- EXERCISE DESCRIPTION
Leave out the pictures and repeat every record exactly.

(Extracted data entries)
━━━

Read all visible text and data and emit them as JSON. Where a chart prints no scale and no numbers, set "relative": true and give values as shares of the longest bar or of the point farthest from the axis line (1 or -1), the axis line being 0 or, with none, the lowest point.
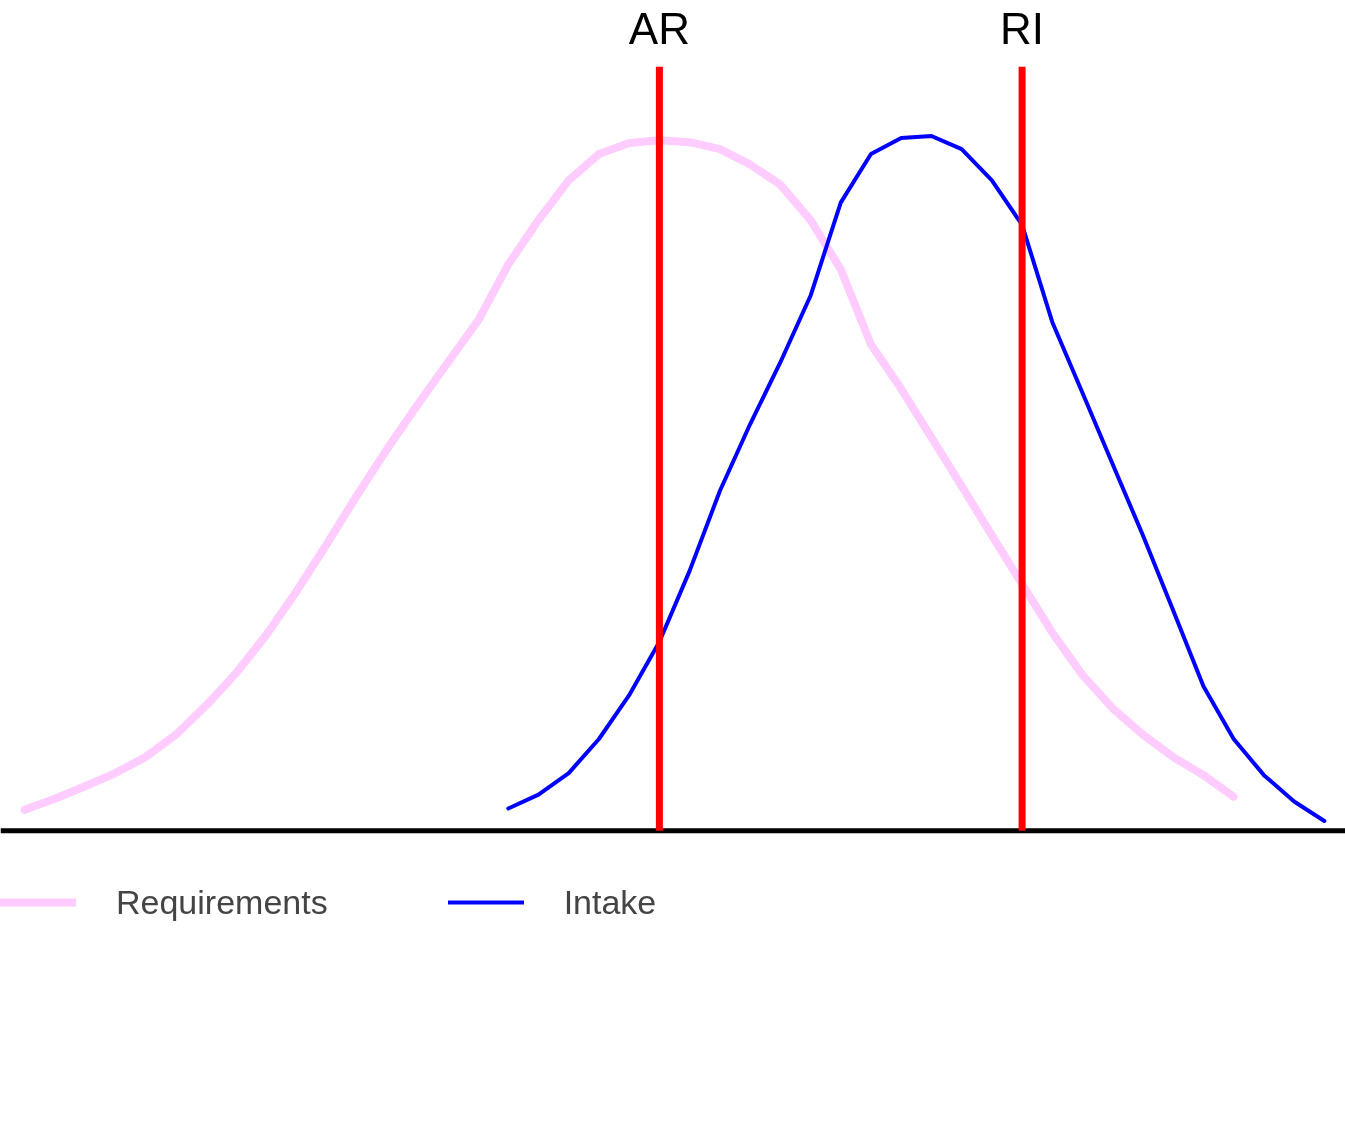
{
  "chart_data": {
    "type": "line",
    "relative": true,
    "categories": [
      null,
      null,
      null,
      null,
      null,
      null,
      null,
      null,
      null,
      null,
      null,
      null,
      null,
      null,
      null,
      null,
      null,
      null,
      null,
      null,
      null,
      "AR",
      null,
      null,
      null,
      null,
      null,
      null,
      null,
      null,
      null,
      null,
      null,
      "RI",
      null,
      null,
      null,
      null,
      null,
      null,
      null,
      null,
      null,
      null
    ],
    "series": [
      {
        "name": "Requirements",
        "color": "#ffccff",
        "values": [
          0.03,
          0.046,
          0.064,
          0.083,
          0.106,
          0.138,
          0.18,
          0.227,
          0.282,
          0.345,
          0.413,
          0.483,
          0.55,
          0.613,
          0.674,
          0.734,
          0.815,
          0.879,
          0.936,
          0.974,
          0.99,
          0.994,
          0.991,
          0.981,
          0.959,
          0.93,
          0.879,
          0.808,
          0.7,
          0.636,
          0.566,
          0.496,
          0.425,
          0.355,
          0.285,
          0.224,
          0.176,
          0.138,
          0.106,
          0.08,
          0.049,
          null,
          null,
          null
        ]
      },
      {
        "name": "Intake",
        "color": "#0000ff",
        "values": [
          null,
          null,
          null,
          null,
          null,
          null,
          null,
          null,
          null,
          null,
          null,
          null,
          null,
          null,
          null,
          null,
          0.032,
          0.052,
          0.083,
          0.132,
          0.195,
          0.272,
          0.374,
          0.489,
          0.585,
          0.674,
          0.77,
          0.904,
          0.974,
          0.997,
          1,
          0.981,
          0.936,
          0.872,
          0.732,
          0.63,
          0.527,
          0.425,
          0.317,
          0.208,
          0.132,
          0.08,
          0.042,
          0.014
        ]
      }
    ],
    "ref_lines": [
      {
        "axis": "x",
        "value": "AR",
        "color": "#ff0000"
      },
      {
        "axis": "x",
        "value": "RI",
        "color": "#ff0000"
      }
    ],
    "legend": "bottom left",
    "grid": false,
    "tick_labels": "x",
    "line_style": "solid",
    "marker": "none"
  }
}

━━━

- ANSWER TO THIS PROBLEM
Read all visible text and data and emit them as JSON. Where a chart prints no scale and no numbers, set "relative": true and give values as shares of the longest bar or of the point farthest from the axis line (1 or -1), the axis line being 0 or, with none, the lowest point.
{
  "chart_data": {
    "type": "line",
    "relative": true,
    "categories": [
      null,
      null,
      null,
      null,
      null,
      null,
      null,
      null,
      null,
      null,
      null,
      null,
      null,
      null,
      null,
      null,
      null,
      null,
      null,
      null,
      null,
      "AR",
      null,
      null,
      null,
      null,
      null,
      null,
      null,
      null,
      null,
      null,
      null,
      "RI",
      null,
      null,
      null,
      null,
      null,
      null,
      null,
      null,
      null,
      null
    ],
    "series": [
      {
        "name": "Requirements",
        "color": "#ffccff",
        "values": [
          0.03,
          0.046,
          0.064,
          0.083,
          0.106,
          0.138,
          0.18,
          0.227,
          0.282,
          0.345,
          0.413,
          0.483,
          0.55,
          0.613,
          0.674,
          0.734,
          0.815,
          0.879,
          0.936,
          0.974,
          0.99,
          0.994,
          0.991,
          0.981,
          0.959,
          0.93,
          0.879,
          0.808,
          0.7,
          0.636,
          0.566,
          0.496,
          0.425,
          0.355,
          0.285,
          0.224,
          0.176,
          0.138,
          0.106,
          0.08,
          0.049,
          null,
          null,
          null
        ]
      },
      {
        "name": "Intake",
        "color": "#0000ff",
        "values": [
          null,
          null,
          null,
          null,
          null,
          null,
          null,
          null,
          null,
          null,
          null,
          null,
          null,
          null,
          null,
          null,
          0.032,
          0.052,
          0.083,
          0.132,
          0.195,
          0.272,
          0.374,
          0.489,
          0.585,
          0.674,
          0.77,
          0.904,
          0.974,
          0.997,
          1,
          0.981,
          0.936,
          0.872,
          0.732,
          0.63,
          0.527,
          0.425,
          0.317,
          0.208,
          0.132,
          0.08,
          0.042,
          0.014
        ]
      }
    ],
    "ref_lines": [
      {
        "axis": "x",
        "value": "AR",
        "color": "#ff0000"
      },
      {
        "axis": "x",
        "value": "RI",
        "color": "#ff0000"
      }
    ],
    "legend": "bottom left",
    "grid": false,
    "tick_labels": "x",
    "line_style": "solid",
    "marker": "none"
  }
}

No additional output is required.